**Task:** Reproduce the listing below without any change.
— Begin —
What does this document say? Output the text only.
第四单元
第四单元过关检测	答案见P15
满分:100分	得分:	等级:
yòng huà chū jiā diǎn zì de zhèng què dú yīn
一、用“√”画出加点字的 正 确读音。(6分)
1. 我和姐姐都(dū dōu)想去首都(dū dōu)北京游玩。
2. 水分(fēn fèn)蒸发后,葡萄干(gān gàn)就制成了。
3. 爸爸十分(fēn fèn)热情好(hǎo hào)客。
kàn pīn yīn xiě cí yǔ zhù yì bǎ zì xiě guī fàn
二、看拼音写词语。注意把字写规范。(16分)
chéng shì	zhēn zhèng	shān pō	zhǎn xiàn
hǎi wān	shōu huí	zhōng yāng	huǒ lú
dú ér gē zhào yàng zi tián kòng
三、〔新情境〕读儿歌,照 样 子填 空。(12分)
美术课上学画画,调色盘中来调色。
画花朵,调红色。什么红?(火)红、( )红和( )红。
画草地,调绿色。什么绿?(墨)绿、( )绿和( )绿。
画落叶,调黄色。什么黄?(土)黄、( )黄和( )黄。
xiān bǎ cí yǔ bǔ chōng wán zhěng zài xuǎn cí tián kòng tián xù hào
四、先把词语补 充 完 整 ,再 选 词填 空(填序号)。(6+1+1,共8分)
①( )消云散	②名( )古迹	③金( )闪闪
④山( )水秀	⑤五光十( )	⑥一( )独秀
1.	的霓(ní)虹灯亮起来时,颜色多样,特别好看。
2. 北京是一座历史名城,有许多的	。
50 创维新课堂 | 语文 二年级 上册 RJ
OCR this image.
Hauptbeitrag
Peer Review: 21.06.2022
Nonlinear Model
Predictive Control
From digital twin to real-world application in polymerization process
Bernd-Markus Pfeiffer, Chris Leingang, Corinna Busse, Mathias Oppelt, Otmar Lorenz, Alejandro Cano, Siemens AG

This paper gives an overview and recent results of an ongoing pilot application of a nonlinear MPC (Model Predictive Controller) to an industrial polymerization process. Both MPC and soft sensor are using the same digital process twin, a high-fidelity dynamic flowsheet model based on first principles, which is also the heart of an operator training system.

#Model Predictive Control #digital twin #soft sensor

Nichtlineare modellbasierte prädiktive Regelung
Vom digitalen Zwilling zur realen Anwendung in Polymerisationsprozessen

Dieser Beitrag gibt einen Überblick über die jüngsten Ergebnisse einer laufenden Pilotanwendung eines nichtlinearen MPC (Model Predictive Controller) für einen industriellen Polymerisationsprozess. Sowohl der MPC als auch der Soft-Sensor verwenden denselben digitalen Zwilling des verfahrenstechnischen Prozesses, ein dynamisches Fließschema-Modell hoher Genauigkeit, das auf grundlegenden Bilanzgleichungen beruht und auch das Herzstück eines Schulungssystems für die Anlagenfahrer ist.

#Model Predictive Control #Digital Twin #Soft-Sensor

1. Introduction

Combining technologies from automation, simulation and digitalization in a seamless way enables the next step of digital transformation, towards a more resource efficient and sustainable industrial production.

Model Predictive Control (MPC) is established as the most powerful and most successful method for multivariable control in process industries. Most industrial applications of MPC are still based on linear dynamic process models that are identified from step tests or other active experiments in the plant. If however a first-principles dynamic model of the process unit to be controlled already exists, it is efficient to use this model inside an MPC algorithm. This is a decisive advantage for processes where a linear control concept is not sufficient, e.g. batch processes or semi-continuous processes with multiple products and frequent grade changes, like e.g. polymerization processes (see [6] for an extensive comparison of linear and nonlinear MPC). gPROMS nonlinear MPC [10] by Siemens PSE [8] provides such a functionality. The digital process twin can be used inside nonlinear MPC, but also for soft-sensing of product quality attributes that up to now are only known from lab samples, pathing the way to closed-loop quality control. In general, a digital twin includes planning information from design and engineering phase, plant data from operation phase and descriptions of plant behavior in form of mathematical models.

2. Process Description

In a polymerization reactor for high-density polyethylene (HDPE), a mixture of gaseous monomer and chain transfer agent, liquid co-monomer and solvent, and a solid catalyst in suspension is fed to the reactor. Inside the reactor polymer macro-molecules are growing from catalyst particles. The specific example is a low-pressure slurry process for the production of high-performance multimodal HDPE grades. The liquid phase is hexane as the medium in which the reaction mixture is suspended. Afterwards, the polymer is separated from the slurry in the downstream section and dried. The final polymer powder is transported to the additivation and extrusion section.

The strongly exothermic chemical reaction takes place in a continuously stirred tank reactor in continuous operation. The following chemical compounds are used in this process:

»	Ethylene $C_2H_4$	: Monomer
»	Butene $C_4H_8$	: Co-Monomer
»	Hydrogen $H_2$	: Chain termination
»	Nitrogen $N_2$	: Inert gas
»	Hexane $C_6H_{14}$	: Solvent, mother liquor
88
— End —
**Exercise output:**
What does this document say? Output the text only.
第四单元
第四单元过关检测	答案见P15
满分:100分	得分:	等级:
yòng huà chū jiā diǎn zì de zhèng què dú yīn
一、用“√”画出加点字的 正 确读音。(6分)
1. 我和姐姐都(dū dōu)想去首都(dū dōu)北京游玩。
2. 水分(fēn fèn)蒸发后,葡萄干(gān gàn)就制成了。
3. 爸爸十分(fēn fèn)热情好(hǎo hào)客。
kàn pīn yīn xiě cí yǔ zhù yì bǎ zì xiě guī fàn
二、看拼音写词语。注意把字写规范。(16分)
chéng shì	zhēn zhèng	shān pō	zhǎn xiàn
hǎi wān	shōu huí	zhōng yāng	huǒ lú
dú ér gē zhào yàng zi tián kòng
三、〔新情境〕读儿歌,照 样 子填 空。(12分)
美术课上学画画,调色盘中来调色。
画花朵,调红色。什么红?(火)红、( )红和( )红。
画草地,调绿色。什么绿?(墨)绿、( )绿和( )绿。
画落叶,调黄色。什么黄?(土)黄、( )黄和( )黄。
xiān bǎ cí yǔ bǔ chōng wán zhěng zài xuǎn cí tián kòng tián xù hào
四、先把词语补 充 完 整 ,再 选 词填 空(填序号)。(6+1+1,共8分)
①( )消云散	②名( )古迹	③金( )闪闪
④山( )水秀	⑤五光十( )	⑥一( )独秀
1.	的霓(ní)虹灯亮起来时,颜色多样,特别好看。
2. 北京是一座历史名城,有许多的	。
50 创维新课堂 | 语文 二年级 上册 RJ
OCR this image.
Hauptbeitrag
Peer Review: 21.06.2022
Nonlinear Model
Predictive Control
From digital twin to real-world application in polymerization process
Bernd-Markus Pfeiffer, Chris Leingang, Corinna Busse, Mathias Oppelt, Otmar Lorenz, Alejandro Cano, Siemens AG

This paper gives an overview and recent results of an ongoing pilot application of a nonlinear MPC (Model Predictive Controller) to an industrial polymerization process. Both MPC and soft sensor are using the same digital process twin, a high-fidelity dynamic flowsheet model based on first principles, which is also the heart of an operator training system.

#Model Predictive Control #digital twin #soft sensor

Nichtlineare modellbasierte prädiktive Regelung
Vom digitalen Zwilling zur realen Anwendung in Polymerisationsprozessen

Dieser Beitrag gibt einen Überblick über die jüngsten Ergebnisse einer laufenden Pilotanwendung eines nichtlinearen MPC (Model Predictive Controller) für einen industriellen Polymerisationsprozess. Sowohl der MPC als auch der Soft-Sensor verwenden denselben digitalen Zwilling des verfahrenstechnischen Prozesses, ein dynamisches Fließschema-Modell hoher Genauigkeit, das auf grundlegenden Bilanzgleichungen beruht und auch das Herzstück eines Schulungssystems für die Anlagenfahrer ist.

#Model Predictive Control #Digital Twin #Soft-Sensor

1. Introduction

Combining technologies from automation, simulation and digitalization in a seamless way enables the next step of digital transformation, towards a more resource efficient and sustainable industrial production.

Model Predictive Control (MPC) is established as the most powerful and most successful method for multivariable control in process industries. Most industrial applications of MPC are still based on linear dynamic process models that are identified from step tests or other active experiments in the plant. If however a first-principles dynamic model of the process unit to be controlled already exists, it is efficient to use this model inside an MPC algorithm. This is a decisive advantage for processes where a linear control concept is not sufficient, e.g. batch processes or semi-continuous processes with multiple products and frequent grade changes, like e.g. polymerization processes (see [6] for an extensive comparison of linear and nonlinear MPC). gPROMS nonlinear MPC [10] by Siemens PSE [8] provides such a functionality. The digital process twin can be used inside nonlinear MPC, but also for soft-sensing of product quality attributes that up to now are only known from lab samples, pathing the way to closed-loop quality control. In general, a digital twin includes planning information from design and engineering phase, plant data from operation phase and descriptions of plant behavior in form of mathematical models.

2. Process Description

In a polymerization reactor for high-density polyethylene (HDPE), a mixture of gaseous monomer and chain transfer agent, liquid co-monomer and solvent, and a solid catalyst in suspension is fed to the reactor. Inside the reactor polymer macro-molecules are growing from catalyst particles. The specific example is a low-pressure slurry process for the production of high-performance multimodal HDPE grades. The liquid phase is hexane as the medium in which the reaction mixture is suspended. Afterwards, the polymer is separated from the slurry in the downstream section and dried. The final polymer powder is transported to the additivation and extrusion section.

The strongly exothermic chemical reaction takes place in a continuously stirred tank reactor in continuous operation. The following chemical compounds are used in this process:

»	Ethylene $C_2H_4$	: Monomer
»	Butene $C_4H_8$	: Co-Monomer
»	Hydrogen $H_2$	: Chain termination
»	Nitrogen $N_2$	: Inert gas
»	Hexane $C_6H_{14}$	: Solvent, mother liquor
88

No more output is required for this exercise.